— Data shown —

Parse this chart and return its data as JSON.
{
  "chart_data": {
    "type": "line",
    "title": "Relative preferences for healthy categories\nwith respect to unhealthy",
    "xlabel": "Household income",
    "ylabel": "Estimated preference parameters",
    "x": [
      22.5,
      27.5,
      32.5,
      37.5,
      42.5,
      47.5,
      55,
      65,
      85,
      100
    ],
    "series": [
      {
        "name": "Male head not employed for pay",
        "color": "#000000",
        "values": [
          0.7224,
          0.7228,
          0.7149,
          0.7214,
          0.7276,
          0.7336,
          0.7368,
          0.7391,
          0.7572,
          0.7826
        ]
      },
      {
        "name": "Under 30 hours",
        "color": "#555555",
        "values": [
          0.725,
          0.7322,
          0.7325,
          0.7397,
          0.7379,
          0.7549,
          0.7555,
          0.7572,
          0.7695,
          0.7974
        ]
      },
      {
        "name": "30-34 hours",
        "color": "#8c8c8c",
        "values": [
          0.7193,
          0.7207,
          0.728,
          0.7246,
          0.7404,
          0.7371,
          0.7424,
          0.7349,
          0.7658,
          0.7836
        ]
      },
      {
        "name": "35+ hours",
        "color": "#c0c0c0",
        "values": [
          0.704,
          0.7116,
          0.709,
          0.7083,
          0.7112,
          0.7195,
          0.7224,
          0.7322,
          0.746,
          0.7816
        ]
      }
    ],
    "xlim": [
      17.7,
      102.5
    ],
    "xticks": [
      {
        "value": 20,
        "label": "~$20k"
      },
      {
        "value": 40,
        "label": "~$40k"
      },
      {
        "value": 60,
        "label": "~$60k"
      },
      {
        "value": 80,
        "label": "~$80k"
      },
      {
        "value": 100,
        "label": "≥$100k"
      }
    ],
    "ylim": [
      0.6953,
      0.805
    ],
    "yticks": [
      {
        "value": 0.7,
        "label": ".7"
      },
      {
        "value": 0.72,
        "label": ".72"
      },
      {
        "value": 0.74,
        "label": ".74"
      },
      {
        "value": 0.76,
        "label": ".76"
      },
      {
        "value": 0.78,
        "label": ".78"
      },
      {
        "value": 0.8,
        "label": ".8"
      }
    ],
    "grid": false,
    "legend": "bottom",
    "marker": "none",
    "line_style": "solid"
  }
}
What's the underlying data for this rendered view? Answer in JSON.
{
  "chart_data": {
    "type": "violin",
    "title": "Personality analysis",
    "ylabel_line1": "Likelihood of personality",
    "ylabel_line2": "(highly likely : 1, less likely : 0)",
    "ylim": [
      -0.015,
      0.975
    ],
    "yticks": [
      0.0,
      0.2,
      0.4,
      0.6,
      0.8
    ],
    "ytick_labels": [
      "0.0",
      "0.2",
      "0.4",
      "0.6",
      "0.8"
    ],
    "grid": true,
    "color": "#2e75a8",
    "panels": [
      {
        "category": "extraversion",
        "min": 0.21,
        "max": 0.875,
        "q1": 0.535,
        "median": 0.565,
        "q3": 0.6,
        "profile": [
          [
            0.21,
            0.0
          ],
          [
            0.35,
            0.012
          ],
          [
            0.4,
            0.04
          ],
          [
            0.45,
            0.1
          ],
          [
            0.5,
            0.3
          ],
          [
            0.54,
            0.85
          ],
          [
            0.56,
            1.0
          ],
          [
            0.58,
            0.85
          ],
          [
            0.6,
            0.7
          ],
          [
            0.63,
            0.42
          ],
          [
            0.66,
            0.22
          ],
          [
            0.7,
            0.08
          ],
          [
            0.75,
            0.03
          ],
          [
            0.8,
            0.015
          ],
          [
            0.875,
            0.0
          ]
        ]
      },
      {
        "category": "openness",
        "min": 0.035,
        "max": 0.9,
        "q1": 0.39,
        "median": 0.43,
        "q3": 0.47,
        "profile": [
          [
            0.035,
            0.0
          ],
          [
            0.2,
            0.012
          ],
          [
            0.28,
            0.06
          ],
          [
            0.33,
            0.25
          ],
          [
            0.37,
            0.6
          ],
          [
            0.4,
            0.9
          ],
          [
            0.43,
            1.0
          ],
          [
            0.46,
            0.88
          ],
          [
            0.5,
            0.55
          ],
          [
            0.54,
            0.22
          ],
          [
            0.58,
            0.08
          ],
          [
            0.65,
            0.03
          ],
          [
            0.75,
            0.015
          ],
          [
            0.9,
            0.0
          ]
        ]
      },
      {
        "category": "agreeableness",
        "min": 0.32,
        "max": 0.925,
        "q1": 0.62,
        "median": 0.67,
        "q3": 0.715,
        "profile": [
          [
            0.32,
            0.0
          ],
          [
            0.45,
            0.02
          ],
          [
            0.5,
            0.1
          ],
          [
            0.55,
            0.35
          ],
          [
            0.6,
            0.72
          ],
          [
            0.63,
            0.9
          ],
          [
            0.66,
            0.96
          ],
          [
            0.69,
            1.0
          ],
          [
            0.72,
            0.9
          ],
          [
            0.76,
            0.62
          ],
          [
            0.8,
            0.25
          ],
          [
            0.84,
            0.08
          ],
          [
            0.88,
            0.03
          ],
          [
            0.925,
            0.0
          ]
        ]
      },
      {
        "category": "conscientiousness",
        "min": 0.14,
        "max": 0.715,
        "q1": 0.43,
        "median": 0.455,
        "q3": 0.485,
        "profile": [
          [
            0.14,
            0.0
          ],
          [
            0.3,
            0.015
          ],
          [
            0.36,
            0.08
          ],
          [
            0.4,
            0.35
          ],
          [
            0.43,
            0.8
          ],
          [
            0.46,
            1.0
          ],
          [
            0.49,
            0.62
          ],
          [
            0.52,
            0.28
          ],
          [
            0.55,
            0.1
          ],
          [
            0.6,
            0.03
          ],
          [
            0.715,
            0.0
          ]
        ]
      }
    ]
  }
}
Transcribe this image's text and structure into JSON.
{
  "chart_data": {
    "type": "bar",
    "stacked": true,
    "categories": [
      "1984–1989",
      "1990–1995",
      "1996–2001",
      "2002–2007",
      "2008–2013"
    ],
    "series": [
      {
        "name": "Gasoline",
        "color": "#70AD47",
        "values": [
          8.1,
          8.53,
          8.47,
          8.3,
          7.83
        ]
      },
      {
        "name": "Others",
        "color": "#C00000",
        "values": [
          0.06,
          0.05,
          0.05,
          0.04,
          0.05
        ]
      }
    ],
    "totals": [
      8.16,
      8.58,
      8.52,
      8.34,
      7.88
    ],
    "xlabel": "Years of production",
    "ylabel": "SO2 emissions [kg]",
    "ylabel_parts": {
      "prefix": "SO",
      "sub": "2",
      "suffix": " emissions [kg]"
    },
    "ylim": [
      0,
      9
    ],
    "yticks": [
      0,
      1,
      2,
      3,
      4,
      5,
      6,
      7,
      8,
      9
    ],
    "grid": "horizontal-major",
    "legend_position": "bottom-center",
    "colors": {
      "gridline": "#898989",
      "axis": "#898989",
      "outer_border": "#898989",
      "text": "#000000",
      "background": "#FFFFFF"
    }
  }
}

— Task goal —
Set down only these lines, exactly: the line containing "Transcribe this image's" and each line after it, through the end of the listing.

— Reply —
Transcribe this image's text and structure into JSON.
{
  "chart_data": {
    "type": "bar",
    "stacked": true,
    "categories": [
      "1984–1989",
      "1990–1995",
      "1996–2001",
      "2002–2007",
      "2008–2013"
    ],
    "series": [
      {
        "name": "Gasoline",
        "color": "#70AD47",
        "values": [
          8.1,
          8.53,
          8.47,
          8.3,
          7.83
        ]
      },
      {
        "name": "Others",
        "color": "#C00000",
        "values": [
          0.06,
          0.05,
          0.05,
          0.04,
          0.05
        ]
      }
    ],
    "totals": [
      8.16,
      8.58,
      8.52,
      8.34,
      7.88
    ],
    "xlabel": "Years of production",
    "ylabel": "SO2 emissions [kg]",
    "ylabel_parts": {
      "prefix": "SO",
      "sub": "2",
      "suffix": " emissions [kg]"
    },
    "ylim": [
      0,
      9
    ],
    "yticks": [
      0,
      1,
      2,
      3,
      4,
      5,
      6,
      7,
      8,
      9
    ],
    "grid": "horizontal-major",
    "legend_position": "bottom-center",
    "colors": {
      "gridline": "#898989",
      "axis": "#898989",
      "outer_border": "#898989",
      "text": "#000000",
      "background": "#FFFFFF"
    }
  }
}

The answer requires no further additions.